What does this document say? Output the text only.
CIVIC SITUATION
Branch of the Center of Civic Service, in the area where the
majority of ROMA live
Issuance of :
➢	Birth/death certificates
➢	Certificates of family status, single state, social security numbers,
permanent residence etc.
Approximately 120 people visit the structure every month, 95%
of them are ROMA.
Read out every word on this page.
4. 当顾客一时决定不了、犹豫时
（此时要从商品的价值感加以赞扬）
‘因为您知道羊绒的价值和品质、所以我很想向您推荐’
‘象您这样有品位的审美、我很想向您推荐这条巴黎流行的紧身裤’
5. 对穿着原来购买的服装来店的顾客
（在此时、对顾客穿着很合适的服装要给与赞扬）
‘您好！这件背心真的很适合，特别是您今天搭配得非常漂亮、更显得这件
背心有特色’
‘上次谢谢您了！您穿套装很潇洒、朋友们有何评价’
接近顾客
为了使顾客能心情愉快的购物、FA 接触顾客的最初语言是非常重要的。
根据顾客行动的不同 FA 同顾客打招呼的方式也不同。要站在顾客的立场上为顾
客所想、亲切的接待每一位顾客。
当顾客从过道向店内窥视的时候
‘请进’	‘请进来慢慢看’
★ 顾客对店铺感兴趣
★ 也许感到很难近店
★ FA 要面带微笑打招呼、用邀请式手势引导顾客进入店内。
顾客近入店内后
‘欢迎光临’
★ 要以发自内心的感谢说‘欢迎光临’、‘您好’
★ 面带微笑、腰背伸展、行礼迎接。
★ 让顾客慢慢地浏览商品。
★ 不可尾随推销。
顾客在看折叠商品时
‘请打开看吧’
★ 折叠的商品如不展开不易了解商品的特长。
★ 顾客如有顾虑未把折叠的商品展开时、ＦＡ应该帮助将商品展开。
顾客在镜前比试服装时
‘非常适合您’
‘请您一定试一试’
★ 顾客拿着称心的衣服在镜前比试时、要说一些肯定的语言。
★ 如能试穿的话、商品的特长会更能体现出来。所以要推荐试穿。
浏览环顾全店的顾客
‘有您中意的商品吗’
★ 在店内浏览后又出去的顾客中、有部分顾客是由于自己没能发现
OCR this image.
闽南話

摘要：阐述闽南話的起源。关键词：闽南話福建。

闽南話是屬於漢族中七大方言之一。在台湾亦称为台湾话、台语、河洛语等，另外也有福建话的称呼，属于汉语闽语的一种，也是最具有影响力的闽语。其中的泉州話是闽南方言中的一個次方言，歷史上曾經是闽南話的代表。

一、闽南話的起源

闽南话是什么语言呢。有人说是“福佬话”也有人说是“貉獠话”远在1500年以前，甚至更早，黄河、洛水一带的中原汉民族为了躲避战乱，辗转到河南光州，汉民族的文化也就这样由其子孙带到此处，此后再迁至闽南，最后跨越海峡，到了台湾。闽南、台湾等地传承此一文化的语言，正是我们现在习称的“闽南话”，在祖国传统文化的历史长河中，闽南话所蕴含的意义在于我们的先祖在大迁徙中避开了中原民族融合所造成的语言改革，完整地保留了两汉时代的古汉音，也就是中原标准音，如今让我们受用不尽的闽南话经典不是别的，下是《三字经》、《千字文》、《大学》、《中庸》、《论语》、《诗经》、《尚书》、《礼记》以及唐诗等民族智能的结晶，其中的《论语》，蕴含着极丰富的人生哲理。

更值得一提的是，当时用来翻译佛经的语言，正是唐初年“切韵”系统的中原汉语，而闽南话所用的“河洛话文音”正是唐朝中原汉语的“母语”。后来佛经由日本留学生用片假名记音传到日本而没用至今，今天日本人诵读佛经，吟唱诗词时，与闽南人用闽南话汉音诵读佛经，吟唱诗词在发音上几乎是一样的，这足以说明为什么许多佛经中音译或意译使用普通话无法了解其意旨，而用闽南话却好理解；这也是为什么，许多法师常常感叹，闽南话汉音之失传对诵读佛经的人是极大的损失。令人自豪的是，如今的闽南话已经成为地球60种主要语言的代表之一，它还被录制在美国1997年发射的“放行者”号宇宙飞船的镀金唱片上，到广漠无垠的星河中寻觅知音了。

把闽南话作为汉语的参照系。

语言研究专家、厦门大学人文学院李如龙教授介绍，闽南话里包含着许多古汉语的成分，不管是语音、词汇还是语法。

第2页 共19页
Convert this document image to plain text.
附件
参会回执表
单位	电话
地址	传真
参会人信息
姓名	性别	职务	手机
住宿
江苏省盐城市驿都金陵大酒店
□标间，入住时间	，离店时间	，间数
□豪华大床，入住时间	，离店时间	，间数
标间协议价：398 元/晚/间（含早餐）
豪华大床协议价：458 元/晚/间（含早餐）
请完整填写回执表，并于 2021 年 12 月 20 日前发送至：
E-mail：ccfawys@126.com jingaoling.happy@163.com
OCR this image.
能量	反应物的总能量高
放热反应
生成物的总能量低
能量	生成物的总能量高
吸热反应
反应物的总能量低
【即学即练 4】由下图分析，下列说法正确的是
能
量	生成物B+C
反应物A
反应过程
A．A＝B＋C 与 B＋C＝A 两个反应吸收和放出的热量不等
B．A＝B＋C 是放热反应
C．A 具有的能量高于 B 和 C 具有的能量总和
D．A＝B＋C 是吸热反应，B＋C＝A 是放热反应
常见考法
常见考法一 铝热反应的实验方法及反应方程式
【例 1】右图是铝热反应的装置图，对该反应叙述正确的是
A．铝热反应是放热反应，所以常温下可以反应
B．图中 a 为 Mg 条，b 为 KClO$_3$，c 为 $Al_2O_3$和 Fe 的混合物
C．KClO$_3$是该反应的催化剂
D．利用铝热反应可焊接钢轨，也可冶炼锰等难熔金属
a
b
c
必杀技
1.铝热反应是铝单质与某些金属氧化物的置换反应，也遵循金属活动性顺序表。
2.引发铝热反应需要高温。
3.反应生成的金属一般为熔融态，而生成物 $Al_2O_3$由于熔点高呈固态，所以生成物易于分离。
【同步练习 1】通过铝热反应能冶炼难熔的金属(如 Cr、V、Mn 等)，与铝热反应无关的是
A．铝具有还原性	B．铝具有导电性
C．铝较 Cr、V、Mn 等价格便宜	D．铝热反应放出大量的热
+===+
Reproduce each record shown above without altering a single word.

● Right answer
What does this document say? Output the text only.
CIVIC SITUATION
Branch of the Center of Civic Service, in the area where the
majority of ROMA live
Issuance of :
➢	Birth/death certificates
➢	Certificates of family status, single state, social security numbers,
permanent residence etc.
Approximately 120 people visit the structure every month, 95%
of them are ROMA.
Read out every word on this page.
4. 当顾客一时决定不了、犹豫时
（此时要从商品的价值感加以赞扬）
‘因为您知道羊绒的价值和品质、所以我很想向您推荐’
‘象您这样有品位的审美、我很想向您推荐这条巴黎流行的紧身裤’
5. 对穿着原来购买的服装来店的顾客
（在此时、对顾客穿着很合适的服装要给与赞扬）
‘您好！这件背心真的很适合，特别是您今天搭配得非常漂亮、更显得这件
背心有特色’
‘上次谢谢您了！您穿套装很潇洒、朋友们有何评价’
接近顾客
为了使顾客能心情愉快的购物、FA 接触顾客的最初语言是非常重要的。
根据顾客行动的不同 FA 同顾客打招呼的方式也不同。要站在顾客的立场上为顾
客所想、亲切的接待每一位顾客。
当顾客从过道向店内窥视的时候
‘请进’	‘请进来慢慢看’
★ 顾客对店铺感兴趣
★ 也许感到很难近店
★ FA 要面带微笑打招呼、用邀请式手势引导顾客进入店内。
顾客近入店内后
‘欢迎光临’
★ 要以发自内心的感谢说‘欢迎光临’、‘您好’
★ 面带微笑、腰背伸展、行礼迎接。
★ 让顾客慢慢地浏览商品。
★ 不可尾随推销。
顾客在看折叠商品时
‘请打开看吧’
★ 折叠的商品如不展开不易了解商品的特长。
★ 顾客如有顾虑未把折叠的商品展开时、ＦＡ应该帮助将商品展开。
顾客在镜前比试服装时
‘非常适合您’
‘请您一定试一试’
★ 顾客拿着称心的衣服在镜前比试时、要说一些肯定的语言。
★ 如能试穿的话、商品的特长会更能体现出来。所以要推荐试穿。
浏览环顾全店的顾客
‘有您中意的商品吗’
★ 在店内浏览后又出去的顾客中、有部分顾客是由于自己没能发现
OCR this image.
闽南話

摘要：阐述闽南話的起源。关键词：闽南話福建。

闽南話是屬於漢族中七大方言之一。在台湾亦称为台湾话、台语、河洛语等，另外也有福建话的称呼，属于汉语闽语的一种，也是最具有影响力的闽语。其中的泉州話是闽南方言中的一個次方言，歷史上曾經是闽南話的代表。

一、闽南話的起源

闽南话是什么语言呢。有人说是“福佬话”也有人说是“貉獠话”远在1500年以前，甚至更早，黄河、洛水一带的中原汉民族为了躲避战乱，辗转到河南光州，汉民族的文化也就这样由其子孙带到此处，此后再迁至闽南，最后跨越海峡，到了台湾。闽南、台湾等地传承此一文化的语言，正是我们现在习称的“闽南话”，在祖国传统文化的历史长河中，闽南话所蕴含的意义在于我们的先祖在大迁徙中避开了中原民族融合所造成的语言改革，完整地保留了两汉时代的古汉音，也就是中原标准音，如今让我们受用不尽的闽南话经典不是别的，下是《三字经》、《千字文》、《大学》、《中庸》、《论语》、《诗经》、《尚书》、《礼记》以及唐诗等民族智能的结晶，其中的《论语》，蕴含着极丰富的人生哲理。

更值得一提的是，当时用来翻译佛经的语言，正是唐初年“切韵”系统的中原汉语，而闽南话所用的“河洛话文音”正是唐朝中原汉语的“母语”。后来佛经由日本留学生用片假名记音传到日本而没用至今，今天日本人诵读佛经，吟唱诗词时，与闽南人用闽南话汉音诵读佛经，吟唱诗词在发音上几乎是一样的，这足以说明为什么许多佛经中音译或意译使用普通话无法了解其意旨，而用闽南话却好理解；这也是为什么，许多法师常常感叹，闽南话汉音之失传对诵读佛经的人是极大的损失。令人自豪的是，如今的闽南话已经成为地球60种主要语言的代表之一，它还被录制在美国1997年发射的“放行者”号宇宙飞船的镀金唱片上，到广漠无垠的星河中寻觅知音了。

把闽南话作为汉语的参照系。

语言研究专家、厦门大学人文学院李如龙教授介绍，闽南话里包含着许多古汉语的成分，不管是语音、词汇还是语法。

第2页 共19页
Convert this document image to plain text.
附件
参会回执表
单位	电话
地址	传真
参会人信息
姓名	性别	职务	手机
住宿
江苏省盐城市驿都金陵大酒店
□标间，入住时间	，离店时间	，间数
□豪华大床，入住时间	，离店时间	，间数
标间协议价：398 元/晚/间（含早餐）
豪华大床协议价：458 元/晚/间（含早餐）
请完整填写回执表，并于 2021 年 12 月 20 日前发送至：
E-mail：ccfawys@126.com jingaoling.happy@163.com
OCR this image.
能量	反应物的总能量高
放热反应
生成物的总能量低
能量	生成物的总能量高
吸热反应
反应物的总能量低
【即学即练 4】由下图分析，下列说法正确的是
能
量	生成物B+C
反应物A
反应过程
A．A＝B＋C 与 B＋C＝A 两个反应吸收和放出的热量不等
B．A＝B＋C 是放热反应
C．A 具有的能量高于 B 和 C 具有的能量总和
D．A＝B＋C 是吸热反应，B＋C＝A 是放热反应
常见考法
常见考法一 铝热反应的实验方法及反应方程式
【例 1】右图是铝热反应的装置图，对该反应叙述正确的是
A．铝热反应是放热反应，所以常温下可以反应
B．图中 a 为 Mg 条，b 为 KClO$_3$，c 为 $Al_2O_3$和 Fe 的混合物
C．KClO$_3$是该反应的催化剂
D．利用铝热反应可焊接钢轨，也可冶炼锰等难熔金属
a
b
c
必杀技
1.铝热反应是铝单质与某些金属氧化物的置换反应，也遵循金属活动性顺序表。
2.引发铝热反应需要高温。
3.反应生成的金属一般为熔融态，而生成物 $Al_2O_3$由于熔点高呈固态，所以生成物易于分离。
【同步练习 1】通过铝热反应能冶炼难熔的金属(如 Cr、V、Mn 等)，与铝热反应无关的是
A．铝具有还原性	B．铝具有导电性
C．铝较 Cr、V、Mn 等价格便宜	D．铝热反应放出大量的热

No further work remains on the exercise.